* Begin INFORMATION PROVIDED *
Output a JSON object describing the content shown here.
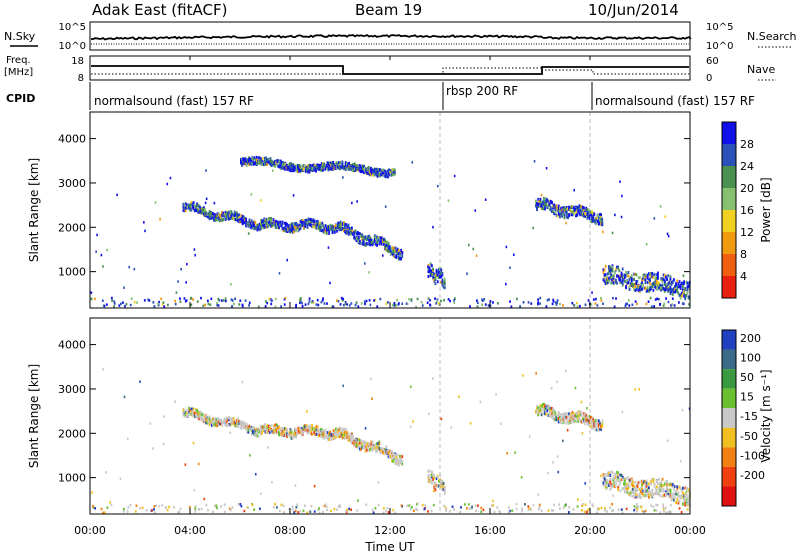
{
  "header": {
    "station": "Adak East (fitACF)",
    "beam": "Beam 19",
    "date": "10/Jun/2014"
  },
  "strips": {
    "nsky_label": "N.Sky",
    "nsky_ticks": [
      "10^5",
      "10^0"
    ],
    "nsearch_label": "N.Search",
    "nsearch_ticks": [
      "10^5",
      "10^0"
    ],
    "freq_label_1": "Freq.",
    "freq_label_2": "[MHz]",
    "freq_ticks": [
      "18",
      "8"
    ],
    "nave_label": "Nave",
    "nave_ticks": [
      "60",
      "0"
    ],
    "cpid_label": "CPID",
    "cpid_segments": [
      "normalsound (fast) 157 RF",
      "rbsp 200 RF",
      "normalsound (fast) 157 RF"
    ]
  },
  "axes": {
    "ylabel": "Slant Range [km]",
    "xlabel": "Time UT",
    "yticks": [
      "1000",
      "2000",
      "3000",
      "4000"
    ],
    "xticks": [
      "00:00",
      "04:00",
      "08:00",
      "12:00",
      "16:00",
      "20:00",
      "00:00"
    ]
  },
  "power_colorbar": {
    "label": "Power [dB]",
    "ticks": [
      "4",
      "8",
      "12",
      "16",
      "20",
      "24",
      "28"
    ],
    "colors": [
      "#1010e8",
      "#2a52b8",
      "#4a9050",
      "#86c070",
      "#f0d020",
      "#f09a10",
      "#f06010",
      "#e82010"
    ]
  },
  "velocity_colorbar": {
    "label": "Velocity [m s⁻¹]",
    "ticks": [
      "200",
      "100",
      "50",
      "15",
      "-15",
      "-50",
      "-100",
      "-200"
    ],
    "colors": [
      "#2040c0",
      "#3a6a88",
      "#3a9a40",
      "#6ac030",
      "#c8c8c8",
      "#f0c020",
      "#f08010",
      "#f04010",
      "#e01010"
    ]
  },
  "chart_data": [
    {
      "type": "heatmap",
      "title": "Power",
      "xlabel": "Time UT",
      "ylabel": "Slant Range [km]",
      "xlim": [
        "00:00",
        "24:00"
      ],
      "ylim": [
        180,
        4600
      ],
      "mode_boundaries_hours": [
        14.0,
        20.0
      ],
      "bands": [
        {
          "t_start": 3.7,
          "t_end": 6.8,
          "range_start": 2450,
          "range_end": 2050,
          "thickness": 90
        },
        {
          "t_start": 6.8,
          "t_end": 9.8,
          "range_start": 2050,
          "range_end": 2000,
          "thickness": 100
        },
        {
          "t_start": 9.8,
          "t_end": 12.5,
          "range_start": 2000,
          "range_end": 1400,
          "thickness": 110
        },
        {
          "t_start": 6.0,
          "t_end": 12.2,
          "range_start": 3450,
          "range_end": 3250,
          "thickness": 80
        },
        {
          "t_start": 13.5,
          "t_end": 14.2,
          "range_start": 1000,
          "range_end": 800,
          "thickness": 150
        },
        {
          "t_start": 17.8,
          "t_end": 20.5,
          "range_start": 2500,
          "range_end": 2200,
          "thickness": 120
        },
        {
          "t_start": 20.5,
          "t_end": 24.0,
          "range_start": 900,
          "range_end": 600,
          "thickness": 200
        }
      ]
    },
    {
      "type": "heatmap",
      "title": "Velocity",
      "xlabel": "Time UT",
      "ylabel": "Slant Range [km]",
      "xlim": [
        "00:00",
        "24:00"
      ],
      "ylim": [
        180,
        4600
      ],
      "mode_boundaries_hours": [
        14.0,
        20.0
      ],
      "bands": [
        {
          "t_start": 3.7,
          "t_end": 6.8,
          "range_start": 2450,
          "range_end": 2050,
          "thickness": 90
        },
        {
          "t_start": 6.8,
          "t_end": 9.8,
          "range_start": 2050,
          "range_end": 2000,
          "thickness": 100
        },
        {
          "t_start": 9.8,
          "t_end": 12.5,
          "range_start": 2000,
          "range_end": 1400,
          "thickness": 110
        },
        {
          "t_start": 13.5,
          "t_end": 14.2,
          "range_start": 1000,
          "range_end": 800,
          "thickness": 150
        },
        {
          "t_start": 17.8,
          "t_end": 20.5,
          "range_start": 2500,
          "range_end": 2200,
          "thickness": 120
        },
        {
          "t_start": 20.5,
          "t_end": 24.0,
          "range_start": 900,
          "range_end": 600,
          "thickness": 200
        }
      ]
    }
  ]
}
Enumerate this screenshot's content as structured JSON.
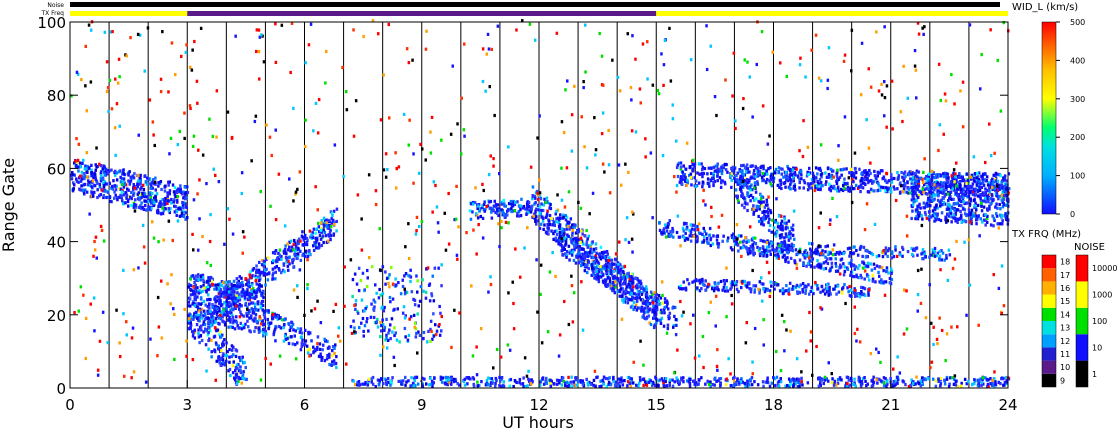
{
  "chart_data": {
    "type": "heatmap",
    "title": "",
    "xlabel": "UT hours",
    "ylabel": "Range Gate",
    "xlim": [
      0,
      24
    ],
    "ylim": [
      0,
      100
    ],
    "x_ticks": [
      "0",
      "3",
      "6",
      "9",
      "12",
      "15",
      "18",
      "21",
      "24"
    ],
    "y_ticks": [
      "0",
      "20",
      "40",
      "60",
      "80",
      "100"
    ],
    "grid": "vertical lines every hour",
    "top_bars": {
      "noise_label": "Noise",
      "txfreq_label": "TX Freq",
      "noise_color": "#000000",
      "txfreq_segments": [
        {
          "start": 0,
          "end": 3,
          "color": "#ffff00"
        },
        {
          "start": 3,
          "end": 15,
          "color": "#5a1a8a"
        },
        {
          "start": 15,
          "end": 24,
          "color": "#ffff00"
        }
      ]
    },
    "width_colorbar": {
      "title": "WID_L (km/s)",
      "range": [
        0,
        500
      ],
      "ticks": [
        "0",
        "100",
        "200",
        "300",
        "400",
        "500"
      ]
    },
    "txfreq_colorbar": {
      "title": "TX FRQ (MHz)",
      "ticks": [
        "9",
        "10",
        "11",
        "12",
        "13",
        "14",
        "15",
        "16",
        "17",
        "18"
      ]
    },
    "noise_colorbar": {
      "title": "NOISE",
      "ticks": [
        "1",
        "10",
        "100",
        "1000",
        "10000"
      ]
    },
    "scatter_features": [
      {
        "desc": "band",
        "t0": 0.0,
        "t1": 3.0,
        "g0": 58,
        "g1": 50,
        "thick": 6,
        "density": 0.9
      },
      {
        "desc": "band",
        "t0": 3.0,
        "t1": 5.0,
        "g0": 25,
        "g1": 20,
        "thick": 8,
        "density": 0.8
      },
      {
        "desc": "band",
        "t0": 3.5,
        "t1": 6.8,
        "g0": 20,
        "g1": 45,
        "thick": 5,
        "density": 0.8
      },
      {
        "desc": "band",
        "t0": 3.0,
        "t1": 4.5,
        "g0": 20,
        "g1": 2,
        "thick": 6,
        "density": 0.7
      },
      {
        "desc": "band",
        "t0": 5.0,
        "t1": 6.8,
        "g0": 18,
        "g1": 8,
        "thick": 4,
        "density": 0.6
      },
      {
        "desc": "patch",
        "t0": 7.2,
        "t1": 9.5,
        "g0": 12,
        "g1": 33,
        "thick": 0,
        "density": 0.6
      },
      {
        "desc": "band",
        "t0": 10.2,
        "t1": 11.8,
        "g0": 48,
        "g1": 49,
        "thick": 3,
        "density": 0.9
      },
      {
        "desc": "band",
        "t0": 11.8,
        "t1": 15.0,
        "g0": 50,
        "g1": 20,
        "thick": 6,
        "density": 0.8
      },
      {
        "desc": "band",
        "t0": 12.5,
        "t1": 15.5,
        "g0": 40,
        "g1": 18,
        "thick": 5,
        "density": 0.7
      },
      {
        "desc": "band",
        "t0": 15.5,
        "t1": 24.0,
        "g0": 58,
        "g1": 55,
        "thick": 4,
        "density": 0.8
      },
      {
        "desc": "band",
        "t0": 17.0,
        "t1": 18.5,
        "g0": 55,
        "g1": 40,
        "thick": 5,
        "density": 0.8
      },
      {
        "desc": "band",
        "t0": 15.0,
        "t1": 21.0,
        "g0": 44,
        "g1": 30,
        "thick": 3,
        "density": 0.7
      },
      {
        "desc": "band",
        "t0": 15.5,
        "t1": 20.5,
        "g0": 28,
        "g1": 26,
        "thick": 2,
        "density": 0.7
      },
      {
        "desc": "band",
        "t0": 18.0,
        "t1": 22.5,
        "g0": 38,
        "g1": 36,
        "thick": 2,
        "density": 0.6
      },
      {
        "desc": "band",
        "t0": 21.5,
        "t1": 24.0,
        "g0": 52,
        "g1": 50,
        "thick": 8,
        "density": 0.9
      },
      {
        "desc": "band",
        "t0": 7.2,
        "t1": 24.0,
        "g0": 1,
        "g1": 1,
        "thick": 2,
        "density": 0.85
      }
    ]
  }
}
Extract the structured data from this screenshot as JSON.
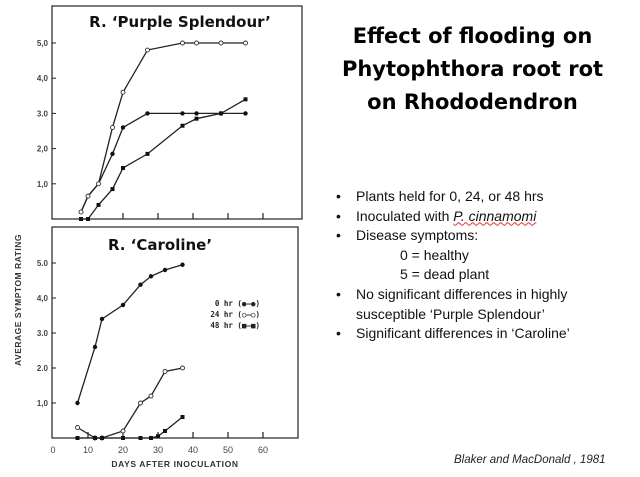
{
  "slide": {
    "title_lines": [
      "Effect of flooding on",
      "Phytophthora root rot",
      "on Rhododendron"
    ],
    "bullets": {
      "b1": "Plants held for 0, 24, or 48 hrs",
      "b2_prefix": "Inoculated with ",
      "b2_italic": "P. cinnamomi",
      "b3": "Disease symptoms:",
      "b3_sub1": "0 = healthy",
      "b3_sub2": "5 = dead plant",
      "b4_line1": "No significant differences in highly",
      "b4_line2": "susceptible ‘Purple Splendour’",
      "b5": "Significant differences in ‘Caroline’"
    },
    "citation": "Blaker and MacDonald , 1981"
  },
  "chart_data": [
    {
      "type": "line",
      "title": "R. ‘Purple Splendour’",
      "ylabel": "AVERAGE SYMPTOM RATING",
      "xlabel": "",
      "xlim": [
        0,
        70
      ],
      "ylim": [
        0,
        5.8
      ],
      "yticks": [
        1,
        2,
        3,
        4,
        5
      ],
      "ytick_labels": [
        "1,0",
        "2,0",
        "3.0",
        "4,0",
        "5,0"
      ],
      "xticks": [
        20,
        30,
        40,
        50,
        60
      ],
      "series": [
        {
          "marker": "filled-circle",
          "x": [
            8,
            10,
            13,
            17,
            20,
            27,
            37,
            41,
            48,
            55
          ],
          "y": [
            0.2,
            0.65,
            1.0,
            1.85,
            2.6,
            3.0,
            3.0,
            3.0,
            3.0,
            3.0
          ]
        },
        {
          "marker": "open-circle",
          "x": [
            8,
            10,
            13,
            17,
            20,
            27,
            37,
            41,
            48,
            55
          ],
          "y": [
            0.2,
            0.65,
            1.0,
            2.6,
            3.6,
            4.8,
            5.0,
            5.0,
            5.0,
            5.0
          ]
        },
        {
          "marker": "filled-square",
          "x": [
            8,
            10,
            13,
            17,
            20,
            27,
            37,
            41,
            48,
            55
          ],
          "y": [
            0,
            0,
            0.4,
            0.85,
            1.45,
            1.85,
            2.65,
            2.85,
            3.0,
            3.4
          ]
        }
      ]
    },
    {
      "type": "line",
      "title": "R. ‘Caroline’",
      "xlabel": "DAYS AFTER INOCULATION",
      "xlim": [
        0,
        70
      ],
      "ylim": [
        0,
        5.8
      ],
      "yticks": [
        1,
        2,
        3,
        4,
        5
      ],
      "ytick_labels": [
        "1,0",
        "2.0",
        "3.0",
        "4,0",
        "5.0"
      ],
      "xticks": [
        0,
        10,
        20,
        30,
        40,
        50,
        60
      ],
      "xtick_labels": [
        "0",
        "10",
        "20",
        "30",
        "40",
        "50",
        "60"
      ],
      "legend": {
        "placement": "right",
        "entries": [
          "0 hr (●—●)",
          "24 hr (○—○)",
          "48 hr (■—■)"
        ]
      },
      "series": [
        {
          "name": "0 hr",
          "marker": "filled-circle",
          "x": [
            7,
            12,
            14,
            20,
            25,
            28,
            32,
            37
          ],
          "y": [
            1.0,
            2.6,
            3.4,
            3.8,
            4.38,
            4.62,
            4.8,
            4.95
          ]
        },
        {
          "name": "24 hr",
          "marker": "open-circle",
          "x": [
            7,
            12,
            14,
            20,
            25,
            28,
            32,
            37
          ],
          "y": [
            0.3,
            0,
            0,
            0.2,
            1.0,
            1.2,
            1.9,
            2.0
          ]
        },
        {
          "name": "48 hr",
          "marker": "filled-square",
          "x": [
            7,
            12,
            14,
            20,
            25,
            28,
            30,
            32,
            37
          ],
          "y": [
            0,
            0,
            0,
            0,
            0,
            0,
            0.05,
            0.2,
            0.6
          ]
        }
      ]
    }
  ]
}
* End INFORMATION PROVIDED *
TASK TO COMPLETE: Return each line where "JSON" shows up.

TASK RESPONSE:
Output a JSON object describing the content shown here.
Enumerate this screenshot's content as structured JSON.
Extract the structured data from this screenshot as JSON.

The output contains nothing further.